# [WHAT YOU NEED TO DO]
Note each line where "page" appears, and copy it.

Stored records

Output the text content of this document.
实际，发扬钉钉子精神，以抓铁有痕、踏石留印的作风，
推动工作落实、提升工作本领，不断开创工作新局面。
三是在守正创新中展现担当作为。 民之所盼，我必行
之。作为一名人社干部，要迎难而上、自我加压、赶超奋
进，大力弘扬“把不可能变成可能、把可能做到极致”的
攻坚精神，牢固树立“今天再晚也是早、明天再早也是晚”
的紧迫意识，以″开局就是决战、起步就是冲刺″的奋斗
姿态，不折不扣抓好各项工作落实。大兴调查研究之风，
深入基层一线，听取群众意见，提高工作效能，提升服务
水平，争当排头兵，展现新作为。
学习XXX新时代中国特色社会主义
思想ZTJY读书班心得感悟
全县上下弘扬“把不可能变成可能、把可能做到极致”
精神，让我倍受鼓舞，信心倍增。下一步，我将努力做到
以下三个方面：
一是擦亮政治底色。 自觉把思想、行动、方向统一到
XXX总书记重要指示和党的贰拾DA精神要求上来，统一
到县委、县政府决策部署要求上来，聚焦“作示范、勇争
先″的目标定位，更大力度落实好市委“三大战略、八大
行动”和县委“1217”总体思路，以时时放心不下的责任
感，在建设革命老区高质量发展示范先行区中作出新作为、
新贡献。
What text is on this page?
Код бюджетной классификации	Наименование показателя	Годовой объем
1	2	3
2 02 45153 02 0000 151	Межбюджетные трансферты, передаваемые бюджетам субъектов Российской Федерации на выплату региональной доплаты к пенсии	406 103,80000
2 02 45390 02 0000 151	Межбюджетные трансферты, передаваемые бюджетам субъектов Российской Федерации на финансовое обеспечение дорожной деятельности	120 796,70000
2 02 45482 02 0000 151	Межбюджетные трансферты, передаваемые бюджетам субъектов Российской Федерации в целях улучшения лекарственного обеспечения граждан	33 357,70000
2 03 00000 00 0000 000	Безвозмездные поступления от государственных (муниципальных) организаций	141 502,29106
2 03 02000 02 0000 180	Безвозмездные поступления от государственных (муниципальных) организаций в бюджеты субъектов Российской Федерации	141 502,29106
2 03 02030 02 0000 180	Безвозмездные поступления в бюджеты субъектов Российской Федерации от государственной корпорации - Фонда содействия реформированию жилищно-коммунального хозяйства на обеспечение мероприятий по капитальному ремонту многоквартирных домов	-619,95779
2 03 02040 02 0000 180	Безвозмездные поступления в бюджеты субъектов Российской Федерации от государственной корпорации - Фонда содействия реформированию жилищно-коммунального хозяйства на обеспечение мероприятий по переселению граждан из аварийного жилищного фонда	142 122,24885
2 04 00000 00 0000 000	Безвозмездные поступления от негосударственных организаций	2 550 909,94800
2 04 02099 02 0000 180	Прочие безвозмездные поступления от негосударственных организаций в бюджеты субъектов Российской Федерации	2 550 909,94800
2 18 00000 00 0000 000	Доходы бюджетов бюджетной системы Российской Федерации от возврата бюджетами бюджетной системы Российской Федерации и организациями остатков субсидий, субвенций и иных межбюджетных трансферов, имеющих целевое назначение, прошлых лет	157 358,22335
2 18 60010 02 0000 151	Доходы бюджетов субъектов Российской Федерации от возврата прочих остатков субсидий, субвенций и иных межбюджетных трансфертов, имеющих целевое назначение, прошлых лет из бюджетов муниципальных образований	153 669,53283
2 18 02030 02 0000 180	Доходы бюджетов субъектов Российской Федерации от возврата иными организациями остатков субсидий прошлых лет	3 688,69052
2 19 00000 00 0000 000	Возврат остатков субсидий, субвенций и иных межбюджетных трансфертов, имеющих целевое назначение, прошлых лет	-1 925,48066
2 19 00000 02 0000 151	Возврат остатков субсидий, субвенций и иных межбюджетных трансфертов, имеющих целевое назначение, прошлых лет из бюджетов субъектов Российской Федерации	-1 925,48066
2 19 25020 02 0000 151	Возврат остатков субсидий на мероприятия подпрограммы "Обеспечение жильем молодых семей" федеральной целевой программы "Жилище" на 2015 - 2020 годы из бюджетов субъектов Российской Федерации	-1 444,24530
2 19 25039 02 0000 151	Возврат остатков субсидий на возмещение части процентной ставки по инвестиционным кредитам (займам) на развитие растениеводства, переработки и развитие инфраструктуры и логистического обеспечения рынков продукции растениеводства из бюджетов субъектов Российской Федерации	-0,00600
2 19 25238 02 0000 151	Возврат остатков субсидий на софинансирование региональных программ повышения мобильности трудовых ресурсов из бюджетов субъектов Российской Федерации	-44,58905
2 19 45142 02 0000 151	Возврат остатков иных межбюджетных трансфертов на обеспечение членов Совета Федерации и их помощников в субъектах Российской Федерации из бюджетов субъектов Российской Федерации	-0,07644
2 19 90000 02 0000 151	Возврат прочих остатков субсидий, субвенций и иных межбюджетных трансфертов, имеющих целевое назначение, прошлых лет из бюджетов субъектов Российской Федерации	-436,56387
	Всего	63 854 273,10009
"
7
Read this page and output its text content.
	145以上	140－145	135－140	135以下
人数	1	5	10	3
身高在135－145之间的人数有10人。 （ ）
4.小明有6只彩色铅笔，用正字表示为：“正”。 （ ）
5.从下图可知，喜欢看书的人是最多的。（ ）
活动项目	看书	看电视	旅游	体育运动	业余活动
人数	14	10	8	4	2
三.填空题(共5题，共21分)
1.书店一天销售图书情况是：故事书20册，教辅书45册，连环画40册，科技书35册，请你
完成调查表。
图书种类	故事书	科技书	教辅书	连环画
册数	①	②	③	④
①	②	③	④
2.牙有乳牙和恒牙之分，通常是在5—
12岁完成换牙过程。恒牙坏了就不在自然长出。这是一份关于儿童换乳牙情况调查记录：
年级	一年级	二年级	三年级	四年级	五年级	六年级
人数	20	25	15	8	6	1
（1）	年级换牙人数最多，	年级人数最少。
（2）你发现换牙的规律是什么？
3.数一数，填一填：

# [RIGHT ANSWER]
What text is on this page?
Read this page and output its text content.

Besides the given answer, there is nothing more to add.